** Directions for this task **
Please swap "candle-body" for "candle-rect" in the records between the line holding "UI element localization: list" and the line holding "- candle-body: [419, 333, 424, 336]", inclusive, and return only those lines with nothing else changed.

** Records for the task **
--

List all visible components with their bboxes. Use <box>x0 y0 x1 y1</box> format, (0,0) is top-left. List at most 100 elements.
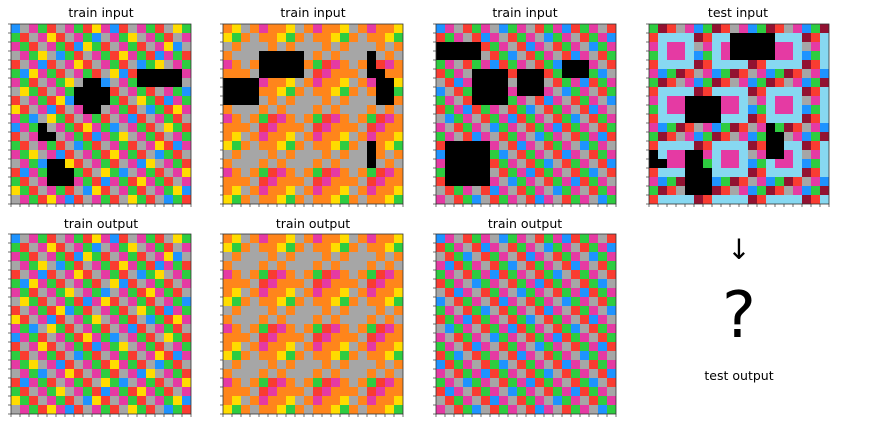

--

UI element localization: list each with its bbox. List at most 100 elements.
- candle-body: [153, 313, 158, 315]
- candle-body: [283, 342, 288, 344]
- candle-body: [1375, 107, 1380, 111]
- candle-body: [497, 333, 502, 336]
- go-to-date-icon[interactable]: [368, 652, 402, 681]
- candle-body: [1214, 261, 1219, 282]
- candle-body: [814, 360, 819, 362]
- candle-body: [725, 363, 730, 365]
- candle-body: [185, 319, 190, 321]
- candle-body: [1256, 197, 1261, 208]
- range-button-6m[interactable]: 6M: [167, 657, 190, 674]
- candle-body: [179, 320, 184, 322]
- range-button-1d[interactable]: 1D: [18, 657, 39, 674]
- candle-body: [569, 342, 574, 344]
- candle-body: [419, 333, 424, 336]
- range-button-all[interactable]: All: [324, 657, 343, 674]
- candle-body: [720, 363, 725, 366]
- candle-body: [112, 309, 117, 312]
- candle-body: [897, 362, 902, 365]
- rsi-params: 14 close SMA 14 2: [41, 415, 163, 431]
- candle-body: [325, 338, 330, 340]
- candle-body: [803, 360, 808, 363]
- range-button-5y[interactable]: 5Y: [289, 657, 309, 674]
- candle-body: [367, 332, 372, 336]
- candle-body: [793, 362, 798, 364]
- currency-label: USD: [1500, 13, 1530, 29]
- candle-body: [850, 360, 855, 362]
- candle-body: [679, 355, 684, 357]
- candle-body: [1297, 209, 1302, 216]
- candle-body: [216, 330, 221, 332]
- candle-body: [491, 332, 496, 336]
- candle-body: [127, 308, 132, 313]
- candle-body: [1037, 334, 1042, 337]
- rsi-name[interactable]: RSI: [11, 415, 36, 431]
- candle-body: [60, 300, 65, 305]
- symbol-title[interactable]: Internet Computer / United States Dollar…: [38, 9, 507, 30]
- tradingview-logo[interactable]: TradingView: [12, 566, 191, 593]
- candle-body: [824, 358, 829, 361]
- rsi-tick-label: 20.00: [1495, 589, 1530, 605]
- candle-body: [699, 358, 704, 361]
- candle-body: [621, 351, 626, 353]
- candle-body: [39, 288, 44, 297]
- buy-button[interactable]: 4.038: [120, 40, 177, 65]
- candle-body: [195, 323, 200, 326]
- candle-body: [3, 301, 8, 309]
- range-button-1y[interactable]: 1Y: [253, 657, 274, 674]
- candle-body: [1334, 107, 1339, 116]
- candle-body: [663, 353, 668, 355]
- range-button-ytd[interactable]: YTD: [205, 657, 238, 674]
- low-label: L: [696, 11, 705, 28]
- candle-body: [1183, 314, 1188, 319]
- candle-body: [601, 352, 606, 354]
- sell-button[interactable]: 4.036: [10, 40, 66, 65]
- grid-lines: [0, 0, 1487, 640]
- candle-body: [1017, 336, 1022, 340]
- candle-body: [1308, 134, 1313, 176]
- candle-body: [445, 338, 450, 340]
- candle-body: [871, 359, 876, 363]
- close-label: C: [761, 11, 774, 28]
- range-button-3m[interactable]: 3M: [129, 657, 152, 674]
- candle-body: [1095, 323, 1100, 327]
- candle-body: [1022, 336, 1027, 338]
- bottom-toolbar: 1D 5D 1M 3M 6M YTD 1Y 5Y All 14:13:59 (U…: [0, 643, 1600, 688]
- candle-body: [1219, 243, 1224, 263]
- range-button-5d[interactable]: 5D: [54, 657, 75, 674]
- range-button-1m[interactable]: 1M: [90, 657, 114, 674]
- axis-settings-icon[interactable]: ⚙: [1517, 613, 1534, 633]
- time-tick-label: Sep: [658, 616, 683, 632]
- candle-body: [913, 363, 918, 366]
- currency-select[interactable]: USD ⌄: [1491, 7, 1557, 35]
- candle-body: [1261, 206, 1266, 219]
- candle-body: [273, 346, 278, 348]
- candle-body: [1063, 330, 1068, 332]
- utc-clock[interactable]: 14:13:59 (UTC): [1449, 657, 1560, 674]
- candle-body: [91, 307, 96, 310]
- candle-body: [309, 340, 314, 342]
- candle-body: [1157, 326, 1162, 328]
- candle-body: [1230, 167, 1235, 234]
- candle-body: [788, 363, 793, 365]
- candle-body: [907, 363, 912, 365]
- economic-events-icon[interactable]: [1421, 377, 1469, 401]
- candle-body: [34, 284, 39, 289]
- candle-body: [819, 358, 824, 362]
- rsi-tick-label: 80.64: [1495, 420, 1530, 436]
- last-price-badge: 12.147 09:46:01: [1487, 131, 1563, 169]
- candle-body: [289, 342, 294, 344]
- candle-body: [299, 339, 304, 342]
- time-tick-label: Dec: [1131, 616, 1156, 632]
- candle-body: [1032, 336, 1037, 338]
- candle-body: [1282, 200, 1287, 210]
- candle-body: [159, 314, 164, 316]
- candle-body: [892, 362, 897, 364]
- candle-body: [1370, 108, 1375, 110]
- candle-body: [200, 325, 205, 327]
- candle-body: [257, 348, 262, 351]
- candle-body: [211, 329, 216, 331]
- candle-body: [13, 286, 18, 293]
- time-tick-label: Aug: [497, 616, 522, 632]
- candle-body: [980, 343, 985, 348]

--

** Result of this task **
UI element localization: list each with its bbox. List at most 100 elements.
- candle-rect: [153, 313, 158, 315]
- candle-rect: [283, 342, 288, 344]
- candle-rect: [1375, 107, 1380, 111]
- candle-rect: [497, 333, 502, 336]
- go-to-date-icon[interactable]: [368, 652, 402, 681]
- candle-rect: [1214, 261, 1219, 282]
- candle-rect: [814, 360, 819, 362]
- candle-rect: [725, 363, 730, 365]
- candle-rect: [185, 319, 190, 321]
- candle-rect: [1256, 197, 1261, 208]
- range-button-6m[interactable]: 6M: [167, 657, 190, 674]
- candle-rect: [179, 320, 184, 322]
- range-button-1d[interactable]: 1D: [18, 657, 39, 674]
- candle-rect: [569, 342, 574, 344]
- candle-rect: [419, 333, 424, 336]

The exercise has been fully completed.